Given request:
Give the material again in full, matching it exactly.
########
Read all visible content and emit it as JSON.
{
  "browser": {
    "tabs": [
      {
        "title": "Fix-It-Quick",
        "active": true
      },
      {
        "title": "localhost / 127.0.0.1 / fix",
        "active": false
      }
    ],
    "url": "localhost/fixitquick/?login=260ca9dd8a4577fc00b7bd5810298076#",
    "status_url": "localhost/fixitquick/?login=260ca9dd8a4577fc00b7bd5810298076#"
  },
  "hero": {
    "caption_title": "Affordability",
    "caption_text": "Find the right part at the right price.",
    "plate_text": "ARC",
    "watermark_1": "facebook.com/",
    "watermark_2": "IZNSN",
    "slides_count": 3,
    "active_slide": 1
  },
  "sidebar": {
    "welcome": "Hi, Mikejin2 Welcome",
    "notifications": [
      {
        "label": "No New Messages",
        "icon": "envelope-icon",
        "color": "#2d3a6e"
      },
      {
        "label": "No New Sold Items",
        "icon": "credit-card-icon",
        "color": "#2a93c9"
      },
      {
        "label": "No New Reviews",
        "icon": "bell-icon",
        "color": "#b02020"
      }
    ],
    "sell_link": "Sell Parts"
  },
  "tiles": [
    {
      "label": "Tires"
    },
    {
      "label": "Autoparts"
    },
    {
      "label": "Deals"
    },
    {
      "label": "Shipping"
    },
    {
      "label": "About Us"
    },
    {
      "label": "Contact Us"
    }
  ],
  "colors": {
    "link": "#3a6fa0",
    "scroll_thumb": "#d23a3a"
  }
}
########
Response:
Read all visible content and emit it as JSON.
{
  "browser": {
    "tabs": [
      {
        "title": "Fix-It-Quick",
        "active": true
      },
      {
        "title": "localhost / 127.0.0.1 / fix",
        "active": false
      }
    ],
    "url": "localhost/fixitquick/?login=260ca9dd8a4577fc00b7bd5810298076#",
    "status_url": "localhost/fixitquick/?login=260ca9dd8a4577fc00b7bd5810298076#"
  },
  "hero": {
    "caption_title": "Affordability",
    "caption_text": "Find the right part at the right price.",
    "plate_text": "ARC",
    "watermark_1": "facebook.com/",
    "watermark_2": "IZNSN",
    "slides_count": 3,
    "active_slide": 1
  },
  "sidebar": {
    "welcome": "Hi, Mikejin2 Welcome",
    "notifications": [
      {
        "label": "No New Messages",
        "icon": "envelope-icon",
        "color": "#2d3a6e"
      },
      {
        "label": "No New Sold Items",
        "icon": "credit-card-icon",
        "color": "#2a93c9"
      },
      {
        "label": "No New Reviews",
        "icon": "bell-icon",
        "color": "#b02020"
      }
    ],
    "sell_link": "Sell Parts"
  },
  "tiles": [
    {
      "label": "Tires"
    },
    {
      "label": "Autoparts"
    },
    {
      "label": "Deals"
    },
    {
      "label": "Shipping"
    },
    {
      "label": "About Us"
    },
    {
      "label": "Contact Us"
    }
  ],
  "colors": {
    "link": "#3a6fa0",
    "scroll_thumb": "#d23a3a"
  }
}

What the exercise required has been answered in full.